*Given exercise*
Pull each line holding "Delivery" out of the entries below.
** START **
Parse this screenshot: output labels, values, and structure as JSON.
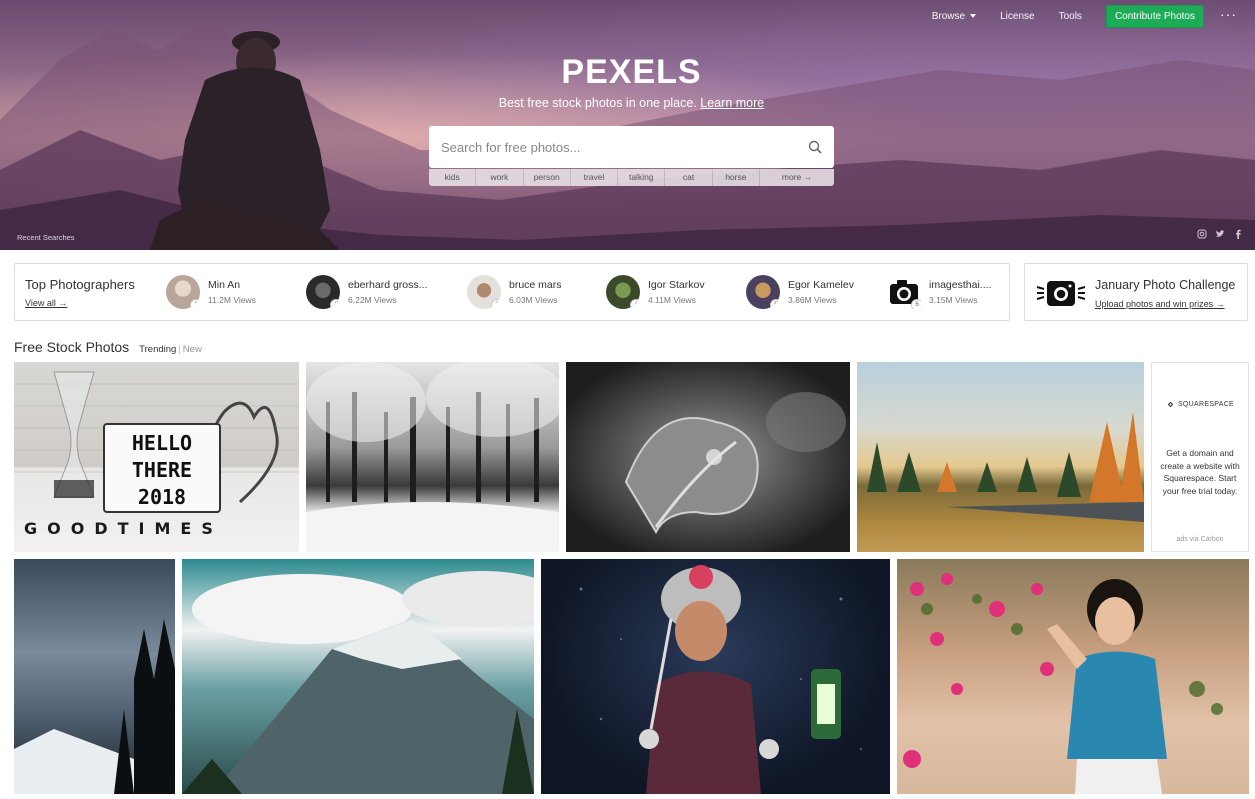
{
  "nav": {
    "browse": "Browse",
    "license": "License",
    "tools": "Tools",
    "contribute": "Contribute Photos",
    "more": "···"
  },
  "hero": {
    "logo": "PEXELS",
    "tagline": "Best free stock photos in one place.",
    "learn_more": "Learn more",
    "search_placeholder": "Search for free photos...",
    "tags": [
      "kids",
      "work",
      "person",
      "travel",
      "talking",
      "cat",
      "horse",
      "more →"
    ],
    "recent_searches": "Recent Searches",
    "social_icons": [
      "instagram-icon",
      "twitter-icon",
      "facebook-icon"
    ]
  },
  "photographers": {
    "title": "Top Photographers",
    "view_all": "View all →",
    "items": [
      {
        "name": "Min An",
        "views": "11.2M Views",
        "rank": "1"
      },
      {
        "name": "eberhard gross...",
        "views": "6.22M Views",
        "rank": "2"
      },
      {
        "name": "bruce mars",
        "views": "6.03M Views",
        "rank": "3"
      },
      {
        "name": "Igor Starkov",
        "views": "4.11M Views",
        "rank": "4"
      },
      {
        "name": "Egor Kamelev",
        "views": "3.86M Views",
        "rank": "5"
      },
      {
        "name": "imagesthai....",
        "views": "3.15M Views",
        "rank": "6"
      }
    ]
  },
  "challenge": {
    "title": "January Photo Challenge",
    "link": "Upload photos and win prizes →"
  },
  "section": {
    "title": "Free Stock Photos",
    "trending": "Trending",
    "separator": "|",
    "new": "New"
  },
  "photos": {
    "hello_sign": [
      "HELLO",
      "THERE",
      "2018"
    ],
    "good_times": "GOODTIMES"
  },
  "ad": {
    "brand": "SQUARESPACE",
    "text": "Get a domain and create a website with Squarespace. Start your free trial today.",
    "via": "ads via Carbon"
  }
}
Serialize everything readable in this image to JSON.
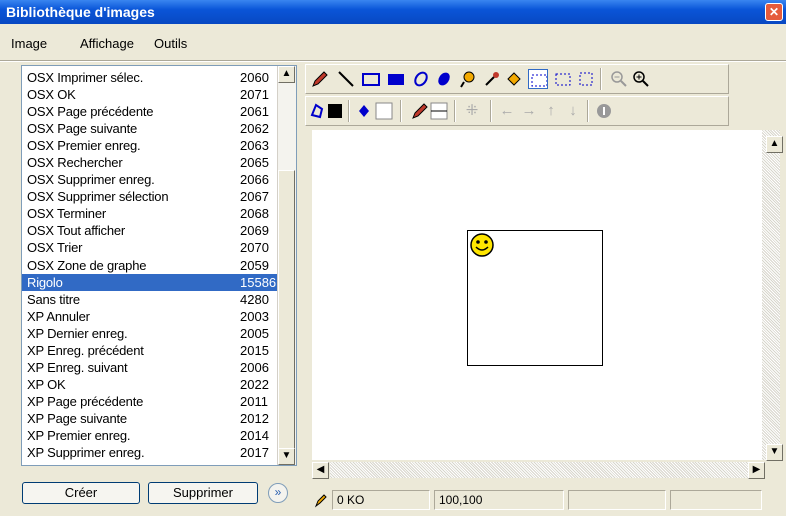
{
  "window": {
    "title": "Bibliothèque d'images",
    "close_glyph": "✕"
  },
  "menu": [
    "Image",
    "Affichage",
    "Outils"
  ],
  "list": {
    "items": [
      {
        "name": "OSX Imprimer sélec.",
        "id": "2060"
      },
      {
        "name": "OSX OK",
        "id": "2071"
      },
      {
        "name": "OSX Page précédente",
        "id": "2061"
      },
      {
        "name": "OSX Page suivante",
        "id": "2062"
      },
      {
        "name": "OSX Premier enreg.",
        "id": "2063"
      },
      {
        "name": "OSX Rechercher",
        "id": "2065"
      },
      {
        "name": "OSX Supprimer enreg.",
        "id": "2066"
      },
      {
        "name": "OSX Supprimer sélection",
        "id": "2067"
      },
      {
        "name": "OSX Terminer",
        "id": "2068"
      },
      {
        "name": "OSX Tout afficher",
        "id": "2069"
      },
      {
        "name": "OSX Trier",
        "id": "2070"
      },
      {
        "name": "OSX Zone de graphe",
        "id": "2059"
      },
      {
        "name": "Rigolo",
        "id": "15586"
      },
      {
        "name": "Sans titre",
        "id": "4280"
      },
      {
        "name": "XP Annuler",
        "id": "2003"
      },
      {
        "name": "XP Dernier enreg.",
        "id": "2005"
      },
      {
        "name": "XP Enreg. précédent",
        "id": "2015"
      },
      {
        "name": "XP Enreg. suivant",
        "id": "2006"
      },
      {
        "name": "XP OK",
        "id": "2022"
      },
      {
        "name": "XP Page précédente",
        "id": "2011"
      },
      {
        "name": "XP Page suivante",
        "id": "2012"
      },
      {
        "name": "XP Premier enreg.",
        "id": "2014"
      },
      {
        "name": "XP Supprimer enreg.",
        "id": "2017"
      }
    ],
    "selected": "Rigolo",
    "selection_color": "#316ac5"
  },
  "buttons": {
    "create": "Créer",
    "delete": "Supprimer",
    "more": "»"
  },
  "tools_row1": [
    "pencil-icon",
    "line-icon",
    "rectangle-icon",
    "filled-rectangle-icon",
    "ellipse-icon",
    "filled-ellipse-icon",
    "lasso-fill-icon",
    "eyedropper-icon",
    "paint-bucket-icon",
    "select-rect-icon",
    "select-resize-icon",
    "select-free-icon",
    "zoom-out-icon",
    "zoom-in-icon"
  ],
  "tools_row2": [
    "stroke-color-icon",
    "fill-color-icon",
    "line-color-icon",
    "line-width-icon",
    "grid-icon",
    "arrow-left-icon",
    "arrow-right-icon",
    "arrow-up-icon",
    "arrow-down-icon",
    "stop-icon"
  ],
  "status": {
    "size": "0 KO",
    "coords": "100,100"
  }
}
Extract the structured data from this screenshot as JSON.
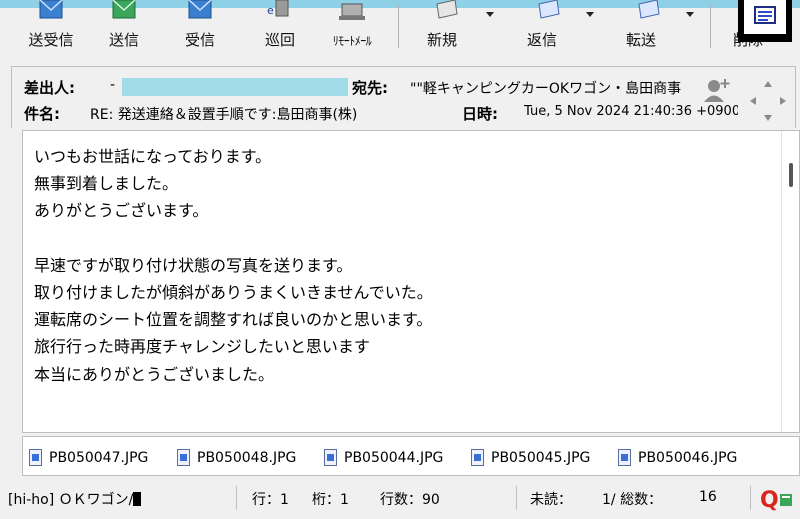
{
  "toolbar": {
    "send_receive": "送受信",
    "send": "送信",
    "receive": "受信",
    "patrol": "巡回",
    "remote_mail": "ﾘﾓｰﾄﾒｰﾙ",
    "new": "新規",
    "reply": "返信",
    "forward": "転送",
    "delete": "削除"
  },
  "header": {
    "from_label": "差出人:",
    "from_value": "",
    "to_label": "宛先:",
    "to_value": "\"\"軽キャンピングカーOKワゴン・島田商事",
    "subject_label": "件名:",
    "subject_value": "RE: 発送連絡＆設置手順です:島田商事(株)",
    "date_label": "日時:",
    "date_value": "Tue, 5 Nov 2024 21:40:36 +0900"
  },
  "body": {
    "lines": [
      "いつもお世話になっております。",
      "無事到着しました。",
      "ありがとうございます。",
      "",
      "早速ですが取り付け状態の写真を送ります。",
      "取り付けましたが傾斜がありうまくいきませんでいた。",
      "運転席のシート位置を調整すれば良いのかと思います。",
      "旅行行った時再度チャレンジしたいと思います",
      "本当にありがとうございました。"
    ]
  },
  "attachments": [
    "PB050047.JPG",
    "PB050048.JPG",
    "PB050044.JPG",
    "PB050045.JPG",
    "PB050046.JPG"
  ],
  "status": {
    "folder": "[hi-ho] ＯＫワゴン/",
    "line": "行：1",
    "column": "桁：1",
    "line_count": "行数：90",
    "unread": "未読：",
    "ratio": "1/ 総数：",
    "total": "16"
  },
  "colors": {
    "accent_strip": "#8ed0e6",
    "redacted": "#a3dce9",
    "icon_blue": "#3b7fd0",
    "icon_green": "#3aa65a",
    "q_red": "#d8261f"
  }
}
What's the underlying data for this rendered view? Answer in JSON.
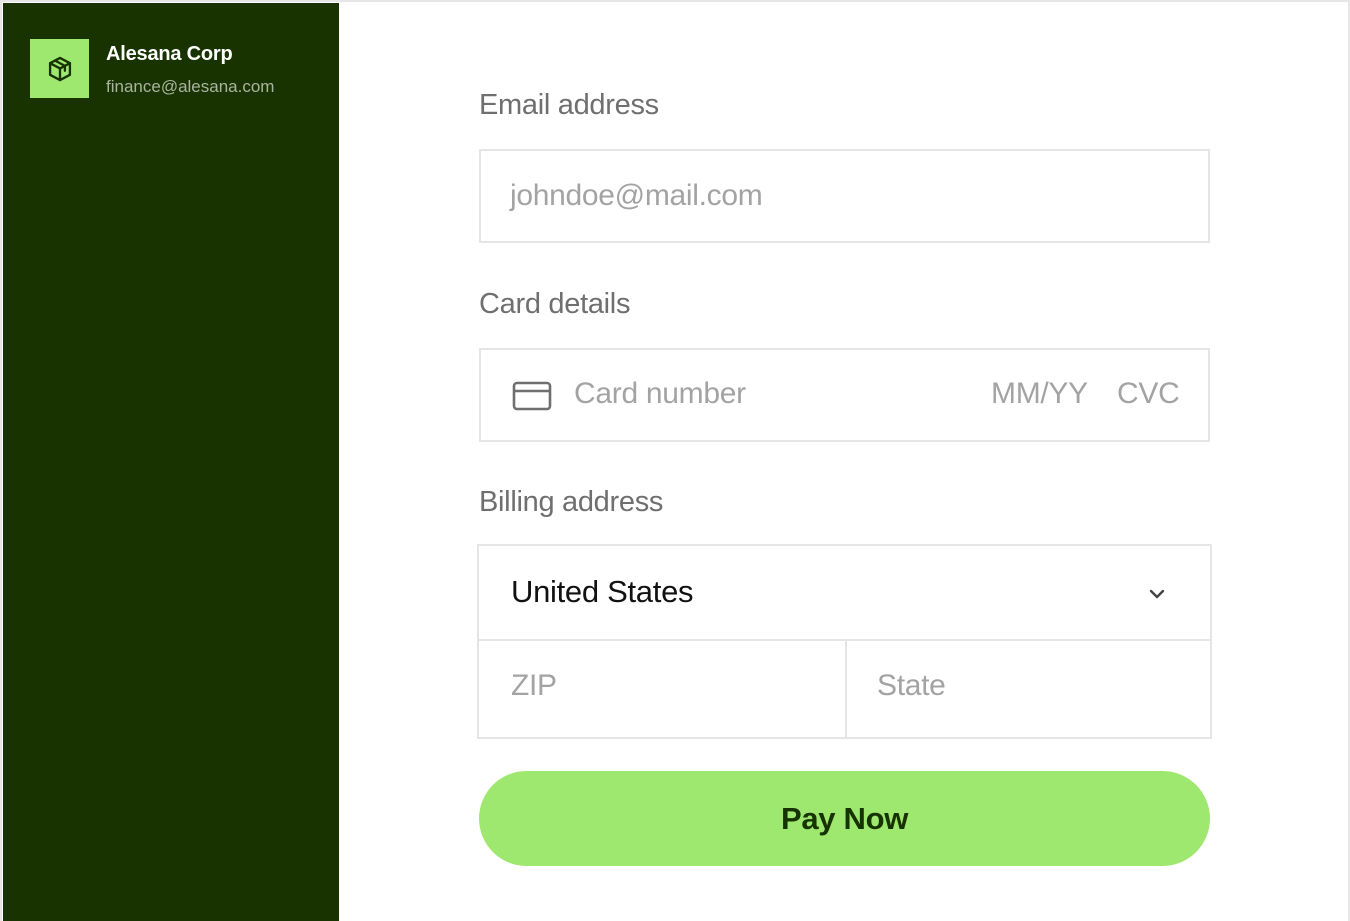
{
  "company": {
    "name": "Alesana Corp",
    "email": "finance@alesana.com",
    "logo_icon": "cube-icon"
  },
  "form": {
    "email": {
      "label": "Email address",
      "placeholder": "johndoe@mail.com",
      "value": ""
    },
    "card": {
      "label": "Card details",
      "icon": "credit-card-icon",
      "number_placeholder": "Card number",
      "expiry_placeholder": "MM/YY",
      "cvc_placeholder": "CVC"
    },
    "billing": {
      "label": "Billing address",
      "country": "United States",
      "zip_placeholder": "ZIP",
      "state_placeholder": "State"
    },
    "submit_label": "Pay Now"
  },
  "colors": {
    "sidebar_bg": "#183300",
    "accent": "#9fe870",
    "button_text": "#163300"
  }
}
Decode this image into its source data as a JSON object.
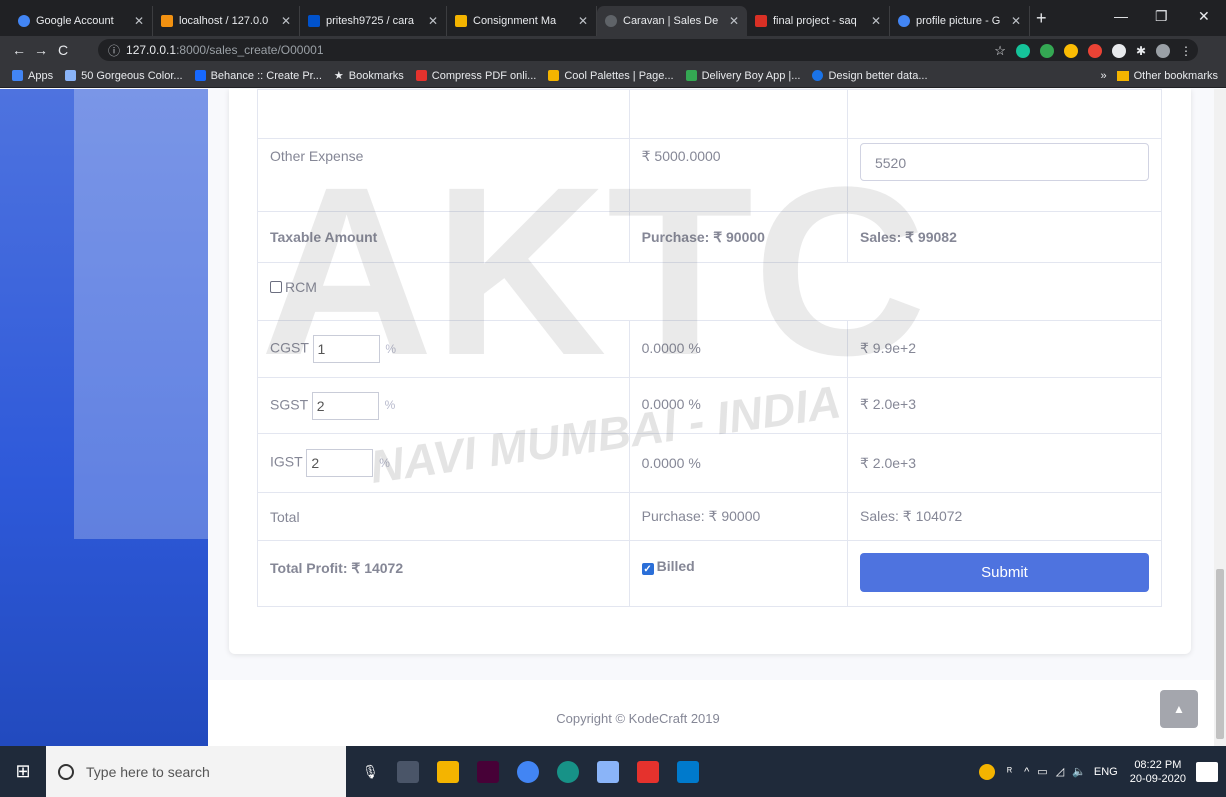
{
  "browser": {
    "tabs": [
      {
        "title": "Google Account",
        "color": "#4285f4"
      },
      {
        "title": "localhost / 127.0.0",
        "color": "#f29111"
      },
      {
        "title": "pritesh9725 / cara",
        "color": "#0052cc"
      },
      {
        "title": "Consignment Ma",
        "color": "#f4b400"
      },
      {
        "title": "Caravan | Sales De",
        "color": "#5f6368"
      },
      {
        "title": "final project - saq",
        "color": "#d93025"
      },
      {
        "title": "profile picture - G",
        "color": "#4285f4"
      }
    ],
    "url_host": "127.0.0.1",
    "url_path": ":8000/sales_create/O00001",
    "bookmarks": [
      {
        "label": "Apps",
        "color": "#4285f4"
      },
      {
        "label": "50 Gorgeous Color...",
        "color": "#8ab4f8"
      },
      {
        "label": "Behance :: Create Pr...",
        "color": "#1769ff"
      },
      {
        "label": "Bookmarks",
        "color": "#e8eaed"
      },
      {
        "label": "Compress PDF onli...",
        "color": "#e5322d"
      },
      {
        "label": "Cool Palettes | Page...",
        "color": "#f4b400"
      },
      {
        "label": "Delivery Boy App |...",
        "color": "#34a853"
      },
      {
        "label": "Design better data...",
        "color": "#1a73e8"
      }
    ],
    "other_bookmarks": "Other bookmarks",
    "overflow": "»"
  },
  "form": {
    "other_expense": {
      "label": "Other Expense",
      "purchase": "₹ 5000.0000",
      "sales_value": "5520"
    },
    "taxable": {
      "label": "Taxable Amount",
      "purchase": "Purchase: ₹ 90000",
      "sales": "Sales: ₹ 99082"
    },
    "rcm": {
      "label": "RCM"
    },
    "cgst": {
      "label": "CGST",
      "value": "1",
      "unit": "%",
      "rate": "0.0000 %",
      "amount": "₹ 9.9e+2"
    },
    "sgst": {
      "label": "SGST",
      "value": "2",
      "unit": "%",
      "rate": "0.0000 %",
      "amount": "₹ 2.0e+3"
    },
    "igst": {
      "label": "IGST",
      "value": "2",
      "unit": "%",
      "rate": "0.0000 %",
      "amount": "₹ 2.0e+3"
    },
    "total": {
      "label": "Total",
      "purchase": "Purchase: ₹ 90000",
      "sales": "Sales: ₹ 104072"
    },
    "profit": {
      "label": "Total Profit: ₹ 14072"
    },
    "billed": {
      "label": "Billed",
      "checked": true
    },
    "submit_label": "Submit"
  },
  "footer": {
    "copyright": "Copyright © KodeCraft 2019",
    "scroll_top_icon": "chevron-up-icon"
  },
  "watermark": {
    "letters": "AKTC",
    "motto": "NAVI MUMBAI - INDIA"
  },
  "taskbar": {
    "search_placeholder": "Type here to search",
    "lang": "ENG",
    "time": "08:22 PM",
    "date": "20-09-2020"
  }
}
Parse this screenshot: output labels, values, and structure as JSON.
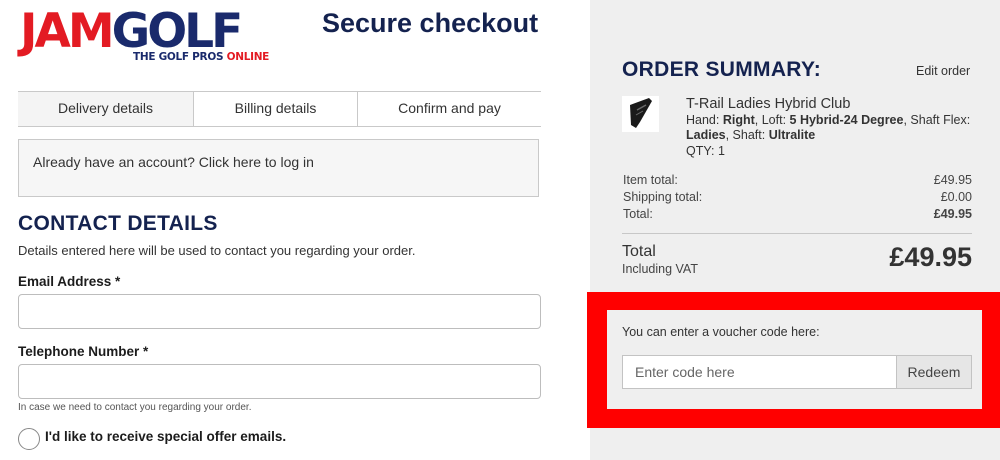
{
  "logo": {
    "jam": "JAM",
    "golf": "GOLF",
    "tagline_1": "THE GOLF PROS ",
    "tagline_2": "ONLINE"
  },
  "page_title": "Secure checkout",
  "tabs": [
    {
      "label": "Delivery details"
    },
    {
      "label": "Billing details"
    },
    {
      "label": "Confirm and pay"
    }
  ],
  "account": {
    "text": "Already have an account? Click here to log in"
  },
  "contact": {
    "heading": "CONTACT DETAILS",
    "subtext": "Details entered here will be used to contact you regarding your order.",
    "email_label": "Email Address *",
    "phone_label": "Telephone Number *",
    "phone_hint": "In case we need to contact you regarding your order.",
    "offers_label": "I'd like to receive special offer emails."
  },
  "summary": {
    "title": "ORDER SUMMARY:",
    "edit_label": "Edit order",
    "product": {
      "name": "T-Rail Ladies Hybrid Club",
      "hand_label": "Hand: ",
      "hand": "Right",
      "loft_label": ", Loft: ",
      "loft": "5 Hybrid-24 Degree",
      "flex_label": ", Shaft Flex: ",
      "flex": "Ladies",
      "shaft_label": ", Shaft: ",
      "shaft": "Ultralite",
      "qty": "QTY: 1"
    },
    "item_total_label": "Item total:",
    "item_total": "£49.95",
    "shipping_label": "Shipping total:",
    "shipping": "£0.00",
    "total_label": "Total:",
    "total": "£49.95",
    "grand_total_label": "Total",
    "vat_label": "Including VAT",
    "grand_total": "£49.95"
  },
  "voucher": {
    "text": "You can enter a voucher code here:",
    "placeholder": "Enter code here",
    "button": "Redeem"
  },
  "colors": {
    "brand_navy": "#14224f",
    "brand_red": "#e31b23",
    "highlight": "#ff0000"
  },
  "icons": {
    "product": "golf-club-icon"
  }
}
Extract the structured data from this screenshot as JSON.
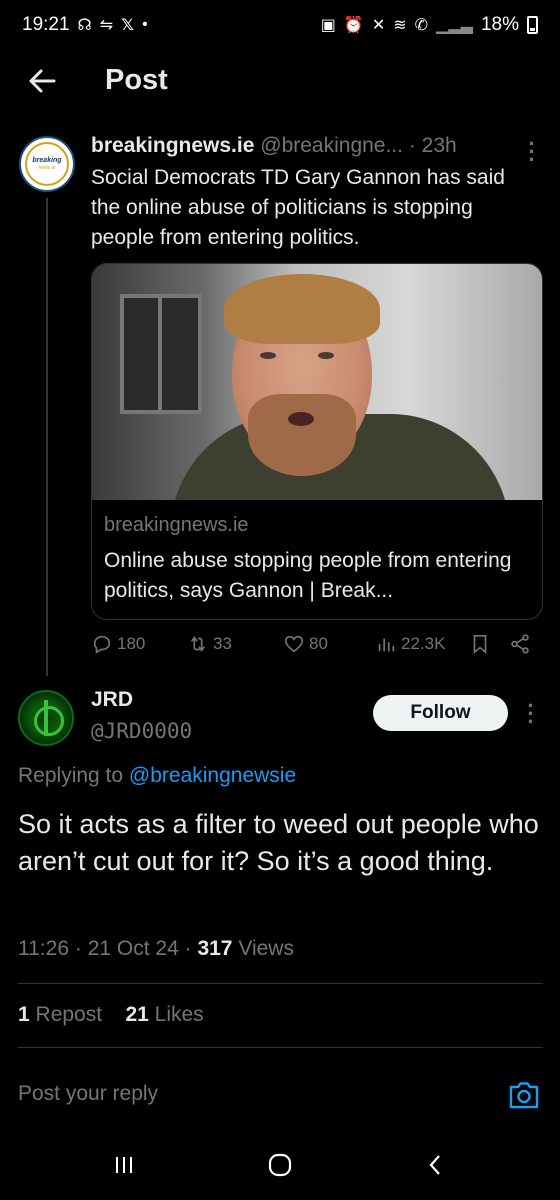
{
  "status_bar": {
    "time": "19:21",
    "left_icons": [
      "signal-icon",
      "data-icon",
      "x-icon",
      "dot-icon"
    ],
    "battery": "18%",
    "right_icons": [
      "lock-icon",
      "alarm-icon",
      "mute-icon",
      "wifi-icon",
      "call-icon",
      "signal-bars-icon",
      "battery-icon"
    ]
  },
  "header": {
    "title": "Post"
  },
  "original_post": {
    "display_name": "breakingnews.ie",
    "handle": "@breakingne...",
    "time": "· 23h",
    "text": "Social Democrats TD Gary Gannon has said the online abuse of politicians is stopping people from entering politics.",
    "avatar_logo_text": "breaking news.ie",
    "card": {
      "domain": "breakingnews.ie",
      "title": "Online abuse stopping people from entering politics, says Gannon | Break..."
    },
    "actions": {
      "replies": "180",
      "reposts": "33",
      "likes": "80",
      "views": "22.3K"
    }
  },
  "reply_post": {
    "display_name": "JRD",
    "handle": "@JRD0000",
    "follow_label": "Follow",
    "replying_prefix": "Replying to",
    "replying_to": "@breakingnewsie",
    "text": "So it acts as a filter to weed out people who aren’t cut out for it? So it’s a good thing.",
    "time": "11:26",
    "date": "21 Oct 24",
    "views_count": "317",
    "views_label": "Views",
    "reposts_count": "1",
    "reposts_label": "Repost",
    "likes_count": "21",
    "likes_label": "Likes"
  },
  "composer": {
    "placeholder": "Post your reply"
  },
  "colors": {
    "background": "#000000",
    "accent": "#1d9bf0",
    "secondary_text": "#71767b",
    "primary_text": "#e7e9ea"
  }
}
** END **
*Expected output*
        "label": "Delivery Boy App |...",
      "label": "Delivery details"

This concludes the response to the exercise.